Problem to solve -
Return the whole listing, keeping every character the same.

Dataset records -
──────────────────────────────

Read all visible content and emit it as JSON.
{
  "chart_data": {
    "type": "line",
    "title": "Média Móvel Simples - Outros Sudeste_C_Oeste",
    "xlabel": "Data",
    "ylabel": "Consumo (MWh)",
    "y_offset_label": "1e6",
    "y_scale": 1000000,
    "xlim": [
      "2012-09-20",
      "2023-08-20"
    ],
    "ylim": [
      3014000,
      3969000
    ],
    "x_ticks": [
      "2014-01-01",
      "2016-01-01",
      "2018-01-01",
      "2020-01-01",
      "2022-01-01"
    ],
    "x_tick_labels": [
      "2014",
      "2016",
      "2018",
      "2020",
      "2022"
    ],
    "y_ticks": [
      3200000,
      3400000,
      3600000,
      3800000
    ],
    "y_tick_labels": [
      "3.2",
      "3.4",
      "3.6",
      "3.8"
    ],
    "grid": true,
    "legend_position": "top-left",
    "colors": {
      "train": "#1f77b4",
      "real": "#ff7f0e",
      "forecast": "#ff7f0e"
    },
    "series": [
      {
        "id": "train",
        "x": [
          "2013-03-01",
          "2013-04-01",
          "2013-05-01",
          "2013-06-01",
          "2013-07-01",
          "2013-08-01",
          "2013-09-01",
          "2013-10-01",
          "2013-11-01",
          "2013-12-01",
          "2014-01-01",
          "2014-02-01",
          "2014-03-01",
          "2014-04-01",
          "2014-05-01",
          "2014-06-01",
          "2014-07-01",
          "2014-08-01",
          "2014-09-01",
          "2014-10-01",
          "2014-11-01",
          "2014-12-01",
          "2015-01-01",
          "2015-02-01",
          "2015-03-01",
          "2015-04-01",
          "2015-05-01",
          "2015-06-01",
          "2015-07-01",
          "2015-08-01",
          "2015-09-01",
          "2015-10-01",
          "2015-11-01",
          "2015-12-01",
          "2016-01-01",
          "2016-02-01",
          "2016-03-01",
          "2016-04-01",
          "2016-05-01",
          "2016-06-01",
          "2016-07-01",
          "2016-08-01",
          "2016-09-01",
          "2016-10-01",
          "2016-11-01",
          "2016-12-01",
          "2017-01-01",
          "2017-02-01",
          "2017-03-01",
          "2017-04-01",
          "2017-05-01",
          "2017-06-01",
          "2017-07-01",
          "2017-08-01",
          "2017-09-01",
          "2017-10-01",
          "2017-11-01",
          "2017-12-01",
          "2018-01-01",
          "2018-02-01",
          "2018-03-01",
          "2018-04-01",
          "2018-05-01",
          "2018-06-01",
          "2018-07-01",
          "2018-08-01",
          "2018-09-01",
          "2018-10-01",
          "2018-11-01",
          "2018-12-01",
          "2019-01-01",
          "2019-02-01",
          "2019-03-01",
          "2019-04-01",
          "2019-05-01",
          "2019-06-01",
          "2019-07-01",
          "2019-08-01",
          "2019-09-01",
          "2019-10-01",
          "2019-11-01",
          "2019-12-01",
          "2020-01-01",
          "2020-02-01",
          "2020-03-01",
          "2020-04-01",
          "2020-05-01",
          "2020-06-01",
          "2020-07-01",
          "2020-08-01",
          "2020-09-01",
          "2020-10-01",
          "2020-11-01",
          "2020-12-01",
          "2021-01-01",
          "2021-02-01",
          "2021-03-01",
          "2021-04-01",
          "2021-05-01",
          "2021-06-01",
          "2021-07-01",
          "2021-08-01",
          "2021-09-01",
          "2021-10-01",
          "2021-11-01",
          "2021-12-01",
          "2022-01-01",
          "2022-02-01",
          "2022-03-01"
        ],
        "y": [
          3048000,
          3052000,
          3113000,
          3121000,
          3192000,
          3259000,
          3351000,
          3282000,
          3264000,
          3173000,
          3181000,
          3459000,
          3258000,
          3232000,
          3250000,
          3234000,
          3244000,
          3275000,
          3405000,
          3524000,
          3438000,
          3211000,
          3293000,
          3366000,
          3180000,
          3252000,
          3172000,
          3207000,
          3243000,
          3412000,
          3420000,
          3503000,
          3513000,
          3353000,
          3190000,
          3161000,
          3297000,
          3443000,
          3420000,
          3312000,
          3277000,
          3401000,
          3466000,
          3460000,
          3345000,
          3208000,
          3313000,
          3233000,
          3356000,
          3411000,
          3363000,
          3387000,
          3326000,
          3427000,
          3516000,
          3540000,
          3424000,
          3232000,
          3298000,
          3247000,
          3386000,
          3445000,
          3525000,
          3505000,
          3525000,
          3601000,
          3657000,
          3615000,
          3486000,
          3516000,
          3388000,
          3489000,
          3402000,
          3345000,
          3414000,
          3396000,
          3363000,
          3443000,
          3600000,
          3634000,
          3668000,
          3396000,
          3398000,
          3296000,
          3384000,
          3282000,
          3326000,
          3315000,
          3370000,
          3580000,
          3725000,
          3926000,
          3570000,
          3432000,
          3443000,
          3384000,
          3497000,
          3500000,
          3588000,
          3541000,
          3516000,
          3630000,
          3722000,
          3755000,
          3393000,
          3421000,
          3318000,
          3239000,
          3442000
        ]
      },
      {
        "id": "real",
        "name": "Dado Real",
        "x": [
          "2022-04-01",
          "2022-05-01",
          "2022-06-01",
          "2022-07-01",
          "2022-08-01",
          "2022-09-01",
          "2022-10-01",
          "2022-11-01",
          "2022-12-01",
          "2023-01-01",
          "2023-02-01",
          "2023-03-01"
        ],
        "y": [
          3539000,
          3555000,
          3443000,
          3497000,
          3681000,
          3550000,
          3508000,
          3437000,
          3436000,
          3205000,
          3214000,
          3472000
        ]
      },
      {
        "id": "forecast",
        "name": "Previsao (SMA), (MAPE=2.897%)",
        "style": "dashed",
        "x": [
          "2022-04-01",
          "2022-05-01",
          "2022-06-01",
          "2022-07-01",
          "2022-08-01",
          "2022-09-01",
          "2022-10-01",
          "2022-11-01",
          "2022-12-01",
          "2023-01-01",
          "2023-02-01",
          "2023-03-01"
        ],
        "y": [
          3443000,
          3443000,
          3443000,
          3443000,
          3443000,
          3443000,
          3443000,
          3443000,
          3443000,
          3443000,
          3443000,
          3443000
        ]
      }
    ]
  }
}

──────────────────────────────

Answer for this exercise -
Read all visible content and emit it as JSON.
{
  "chart_data": {
    "type": "line",
    "title": "Média Móvel Simples - Outros Sudeste_C_Oeste",
    "xlabel": "Data",
    "ylabel": "Consumo (MWh)",
    "y_offset_label": "1e6",
    "y_scale": 1000000,
    "xlim": [
      "2012-09-20",
      "2023-08-20"
    ],
    "ylim": [
      3014000,
      3969000
    ],
    "x_ticks": [
      "2014-01-01",
      "2016-01-01",
      "2018-01-01",
      "2020-01-01",
      "2022-01-01"
    ],
    "x_tick_labels": [
      "2014",
      "2016",
      "2018",
      "2020",
      "2022"
    ],
    "y_ticks": [
      3200000,
      3400000,
      3600000,
      3800000
    ],
    "y_tick_labels": [
      "3.2",
      "3.4",
      "3.6",
      "3.8"
    ],
    "grid": true,
    "legend_position": "top-left",
    "colors": {
      "train": "#1f77b4",
      "real": "#ff7f0e",
      "forecast": "#ff7f0e"
    },
    "series": [
      {
        "id": "train",
        "x": [
          "2013-03-01",
          "2013-04-01",
          "2013-05-01",
          "2013-06-01",
          "2013-07-01",
          "2013-08-01",
          "2013-09-01",
          "2013-10-01",
          "2013-11-01",
          "2013-12-01",
          "2014-01-01",
          "2014-02-01",
          "2014-03-01",
          "2014-04-01",
          "2014-05-01",
          "2014-06-01",
          "2014-07-01",
          "2014-08-01",
          "2014-09-01",
          "2014-10-01",
          "2014-11-01",
          "2014-12-01",
          "2015-01-01",
          "2015-02-01",
          "2015-03-01",
          "2015-04-01",
          "2015-05-01",
          "2015-06-01",
          "2015-07-01",
          "2015-08-01",
          "2015-09-01",
          "2015-10-01",
          "2015-11-01",
          "2015-12-01",
          "2016-01-01",
          "2016-02-01",
          "2016-03-01",
          "2016-04-01",
          "2016-05-01",
          "2016-06-01",
          "2016-07-01",
          "2016-08-01",
          "2016-09-01",
          "2016-10-01",
          "2016-11-01",
          "2016-12-01",
          "2017-01-01",
          "2017-02-01",
          "2017-03-01",
          "2017-04-01",
          "2017-05-01",
          "2017-06-01",
          "2017-07-01",
          "2017-08-01",
          "2017-09-01",
          "2017-10-01",
          "2017-11-01",
          "2017-12-01",
          "2018-01-01",
          "2018-02-01",
          "2018-03-01",
          "2018-04-01",
          "2018-05-01",
          "2018-06-01",
          "2018-07-01",
          "2018-08-01",
          "2018-09-01",
          "2018-10-01",
          "2018-11-01",
          "2018-12-01",
          "2019-01-01",
          "2019-02-01",
          "2019-03-01",
          "2019-04-01",
          "2019-05-01",
          "2019-06-01",
          "2019-07-01",
          "2019-08-01",
          "2019-09-01",
          "2019-10-01",
          "2019-11-01",
          "2019-12-01",
          "2020-01-01",
          "2020-02-01",
          "2020-03-01",
          "2020-04-01",
          "2020-05-01",
          "2020-06-01",
          "2020-07-01",
          "2020-08-01",
          "2020-09-01",
          "2020-10-01",
          "2020-11-01",
          "2020-12-01",
          "2021-01-01",
          "2021-02-01",
          "2021-03-01",
          "2021-04-01",
          "2021-05-01",
          "2021-06-01",
          "2021-07-01",
          "2021-08-01",
          "2021-09-01",
          "2021-10-01",
          "2021-11-01",
          "2021-12-01",
          "2022-01-01",
          "2022-02-01",
          "2022-03-01"
        ],
        "y": [
          3048000,
          3052000,
          3113000,
          3121000,
          3192000,
          3259000,
          3351000,
          3282000,
          3264000,
          3173000,
          3181000,
          3459000,
          3258000,
          3232000,
          3250000,
          3234000,
          3244000,
          3275000,
          3405000,
          3524000,
          3438000,
          3211000,
          3293000,
          3366000,
          3180000,
          3252000,
          3172000,
          3207000,
          3243000,
          3412000,
          3420000,
          3503000,
          3513000,
          3353000,
          3190000,
          3161000,
          3297000,
          3443000,
          3420000,
          3312000,
          3277000,
          3401000,
          3466000,
          3460000,
          3345000,
          3208000,
          3313000,
          3233000,
          3356000,
          3411000,
          3363000,
          3387000,
          3326000,
          3427000,
          3516000,
          3540000,
          3424000,
          3232000,
          3298000,
          3247000,
          3386000,
          3445000,
          3525000,
          3505000,
          3525000,
          3601000,
          3657000,
          3615000,
          3486000,
          3516000,
          3388000,
          3489000,
          3402000,
          3345000,
          3414000,
          3396000,
          3363000,
          3443000,
          3600000,
          3634000,
          3668000,
          3396000,
          3398000,
          3296000,
          3384000,
          3282000,
          3326000,
          3315000,
          3370000,
          3580000,
          3725000,
          3926000,
          3570000,
          3432000,
          3443000,
          3384000,
          3497000,
          3500000,
          3588000,
          3541000,
          3516000,
          3630000,
          3722000,
          3755000,
          3393000,
          3421000,
          3318000,
          3239000,
          3442000
        ]
      },
      {
        "id": "real",
        "name": "Dado Real",
        "x": [
          "2022-04-01",
          "2022-05-01",
          "2022-06-01",
          "2022-07-01",
          "2022-08-01",
          "2022-09-01",
          "2022-10-01",
          "2022-11-01",
          "2022-12-01",
          "2023-01-01",
          "2023-02-01",
          "2023-03-01"
        ],
        "y": [
          3539000,
          3555000,
          3443000,
          3497000,
          3681000,
          3550000,
          3508000,
          3437000,
          3436000,
          3205000,
          3214000,
          3472000
        ]
      },
      {
        "id": "forecast",
        "name": "Previsao (SMA), (MAPE=2.897%)",
        "style": "dashed",
        "x": [
          "2022-04-01",
          "2022-05-01",
          "2022-06-01",
          "2022-07-01",
          "2022-08-01",
          "2022-09-01",
          "2022-10-01",
          "2022-11-01",
          "2022-12-01",
          "2023-01-01",
          "2023-02-01",
          "2023-03-01"
        ],
        "y": [
          3443000,
          3443000,
          3443000,
          3443000,
          3443000,
          3443000,
          3443000,
          3443000,
          3443000,
          3443000,
          3443000,
          3443000
        ]
      }
    ]
  }
}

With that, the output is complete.